--- PROBLEM DETAILS ---
In the excerpt below, which number republic does the reply to Sid say France is in now?

--- EXCERPT PROVIDED ---
___
Any such part will be permanently on the Wests’ (and China’s) “watch list”. Even a police-arrest of an impoverished M-thief in Indian-absorbed PoK areas will have our entire ex-JNU ecosystem, and the West’s Think Tanks — aided and abetted by newly-catalysed Arundhati Roys — to scream even louder, to the delight and sub-rosa instigation by China. Witness current M-intractability on even simple civic issues right here in Bangalore; in our NE — not to say on the B’desh-Bengal border.
VS
So, if it is a democracy problem at root, then the sooner all the institutions and laws, etc. that promote, reinforce and consolidate the separateness of Indian Muslims, are done away with the better. Surely, Modi and BJP will be supported by the majority if laws to this effect are rammed through Parliament.
But about the pressures and the squawkings of the West on religious freedom and so on, it is for the GOI to ask them to shut up on the pain of…, which it doesn’t do because links with the US, UK, Europe are believed essential and necessary to the country’s progress. See how China quelled any Western talk of, and pressure re: cultural genocide of the Tibetans, Uyghurs, et al, even when Beijing couldn’t have done without the US and European markets.
To wit, Shakespeare (in Julius Caeser): “The fault…is not in our stars, but in ourselves, that we are underlings.” Or, act as underlings!
If the idea was to eventually Balkanise Pakistan, then why support economic engagement with it now? Or do you believe that strategy is no longer realistic?
Look, the balkanisation of Pakistan-thinking arose from ISI pushing the jihadi separatists. If economic cooptation fails we can always turbocharge the other options.
Still further from Dr Siddhartha:
V Siddhartha
Mon, May 18 at 12:33 PM
… Wanted: A Second Republic. Nothing less will serve. VS
Sid,
France has cycled through 4 republics, the current one is the 5th. Germany fortunately ended their experiment with the Third Reich. In Asia, South Korea since 1988 is in its 6th Republic phase. You are right, India needs a revamped Second Republic. But there are too many vested interests, too deeply dug in, to permit a new system to emerge.
Bharat
“The weak suffer what they must, while the strong do what they can.” — Thucydides
As always, the forever realist Mr Karnad makes very practical and logical argument.
___
--- ENTRIES SUPPLIED ---
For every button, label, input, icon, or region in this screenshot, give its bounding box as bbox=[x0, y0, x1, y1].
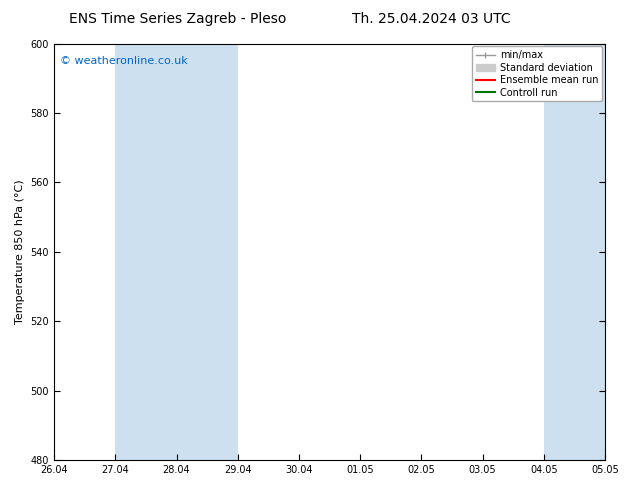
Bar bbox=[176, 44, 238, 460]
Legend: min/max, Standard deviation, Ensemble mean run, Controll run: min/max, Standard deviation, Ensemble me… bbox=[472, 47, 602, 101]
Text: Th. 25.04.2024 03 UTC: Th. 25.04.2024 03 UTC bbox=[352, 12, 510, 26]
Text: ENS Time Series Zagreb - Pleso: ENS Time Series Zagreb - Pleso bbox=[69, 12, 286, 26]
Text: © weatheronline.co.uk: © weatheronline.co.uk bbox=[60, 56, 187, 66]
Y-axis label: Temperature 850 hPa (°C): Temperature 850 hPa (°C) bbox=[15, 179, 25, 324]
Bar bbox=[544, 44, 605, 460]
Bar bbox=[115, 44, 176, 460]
___
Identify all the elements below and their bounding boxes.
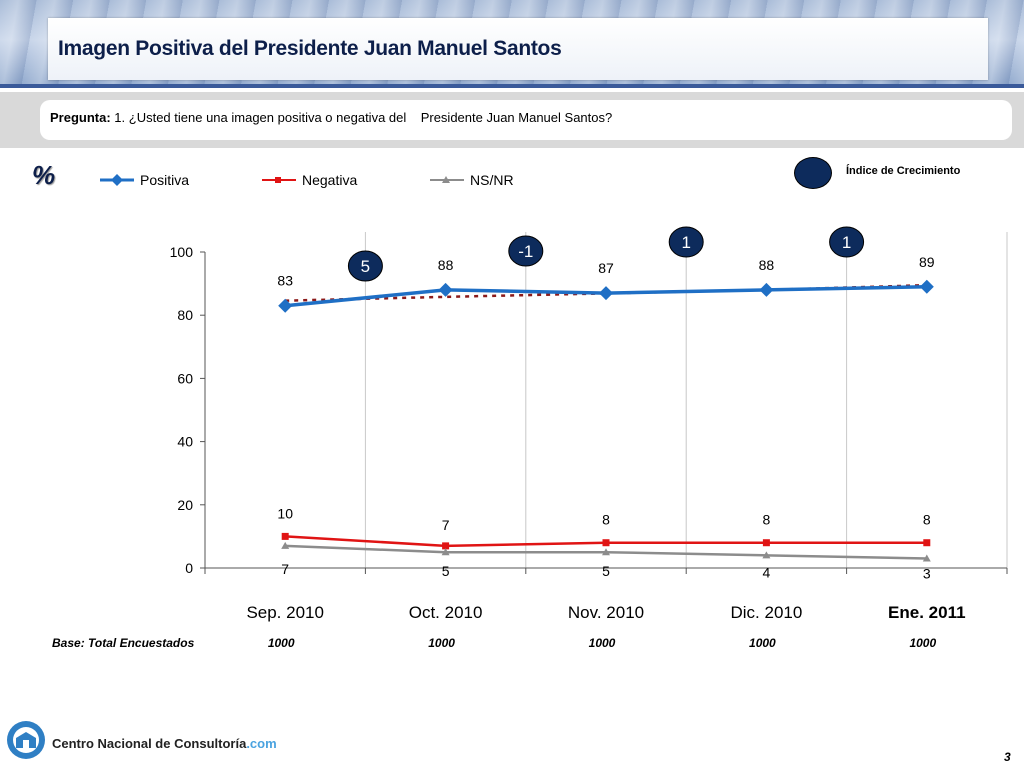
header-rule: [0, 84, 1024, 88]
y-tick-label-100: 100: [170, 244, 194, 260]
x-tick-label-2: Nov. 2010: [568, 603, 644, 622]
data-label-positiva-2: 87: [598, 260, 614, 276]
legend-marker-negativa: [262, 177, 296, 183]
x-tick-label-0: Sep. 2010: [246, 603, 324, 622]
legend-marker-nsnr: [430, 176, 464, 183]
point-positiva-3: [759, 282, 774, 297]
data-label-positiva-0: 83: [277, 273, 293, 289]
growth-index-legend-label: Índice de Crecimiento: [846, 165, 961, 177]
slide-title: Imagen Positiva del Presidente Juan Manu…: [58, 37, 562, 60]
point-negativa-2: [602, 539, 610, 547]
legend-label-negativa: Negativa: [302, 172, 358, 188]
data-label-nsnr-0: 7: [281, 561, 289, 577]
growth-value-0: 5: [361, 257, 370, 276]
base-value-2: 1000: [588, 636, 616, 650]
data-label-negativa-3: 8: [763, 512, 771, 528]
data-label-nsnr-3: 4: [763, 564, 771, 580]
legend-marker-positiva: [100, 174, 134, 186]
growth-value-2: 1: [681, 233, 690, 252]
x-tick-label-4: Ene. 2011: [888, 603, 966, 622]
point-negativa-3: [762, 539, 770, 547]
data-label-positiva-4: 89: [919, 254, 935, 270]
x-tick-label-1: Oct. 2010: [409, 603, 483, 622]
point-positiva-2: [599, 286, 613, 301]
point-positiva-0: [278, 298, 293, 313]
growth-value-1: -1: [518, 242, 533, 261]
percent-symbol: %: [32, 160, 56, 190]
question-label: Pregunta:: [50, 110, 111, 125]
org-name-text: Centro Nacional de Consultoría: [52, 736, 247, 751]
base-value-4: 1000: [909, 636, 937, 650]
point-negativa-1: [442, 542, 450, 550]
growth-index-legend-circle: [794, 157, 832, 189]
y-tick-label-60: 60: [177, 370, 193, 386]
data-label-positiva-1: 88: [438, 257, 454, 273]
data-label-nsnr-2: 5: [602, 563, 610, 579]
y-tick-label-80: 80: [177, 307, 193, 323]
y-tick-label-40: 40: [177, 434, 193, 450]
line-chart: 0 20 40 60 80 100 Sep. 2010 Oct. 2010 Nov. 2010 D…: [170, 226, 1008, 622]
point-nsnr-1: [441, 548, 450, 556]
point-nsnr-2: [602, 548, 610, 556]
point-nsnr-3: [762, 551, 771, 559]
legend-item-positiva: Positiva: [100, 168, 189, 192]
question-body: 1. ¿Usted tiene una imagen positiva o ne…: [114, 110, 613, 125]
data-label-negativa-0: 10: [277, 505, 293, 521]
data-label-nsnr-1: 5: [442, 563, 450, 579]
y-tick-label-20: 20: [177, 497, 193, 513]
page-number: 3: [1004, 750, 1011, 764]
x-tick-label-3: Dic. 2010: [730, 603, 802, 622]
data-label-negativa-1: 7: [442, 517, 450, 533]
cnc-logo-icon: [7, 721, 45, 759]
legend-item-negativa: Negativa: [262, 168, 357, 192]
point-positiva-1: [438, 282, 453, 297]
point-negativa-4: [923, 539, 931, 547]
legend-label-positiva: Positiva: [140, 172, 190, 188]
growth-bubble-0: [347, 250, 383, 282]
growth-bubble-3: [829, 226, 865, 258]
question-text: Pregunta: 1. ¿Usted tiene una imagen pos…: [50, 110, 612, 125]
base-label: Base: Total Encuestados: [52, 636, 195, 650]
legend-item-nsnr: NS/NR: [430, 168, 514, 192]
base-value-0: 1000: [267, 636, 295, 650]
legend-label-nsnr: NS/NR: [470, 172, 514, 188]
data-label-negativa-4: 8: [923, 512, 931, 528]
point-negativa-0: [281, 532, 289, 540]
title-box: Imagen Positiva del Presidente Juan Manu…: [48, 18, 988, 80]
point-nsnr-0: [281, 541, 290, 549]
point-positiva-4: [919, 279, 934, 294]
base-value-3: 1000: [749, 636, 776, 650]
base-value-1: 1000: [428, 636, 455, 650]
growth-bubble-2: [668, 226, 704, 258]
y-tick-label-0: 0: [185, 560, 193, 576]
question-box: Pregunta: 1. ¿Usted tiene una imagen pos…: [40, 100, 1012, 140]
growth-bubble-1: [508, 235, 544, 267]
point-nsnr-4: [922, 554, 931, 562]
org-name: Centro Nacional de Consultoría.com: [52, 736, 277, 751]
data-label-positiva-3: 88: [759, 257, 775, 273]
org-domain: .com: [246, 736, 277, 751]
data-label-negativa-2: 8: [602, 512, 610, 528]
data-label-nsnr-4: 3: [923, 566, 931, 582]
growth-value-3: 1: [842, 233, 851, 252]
___
--- EXERCISE RESPONSE ---
The fifth.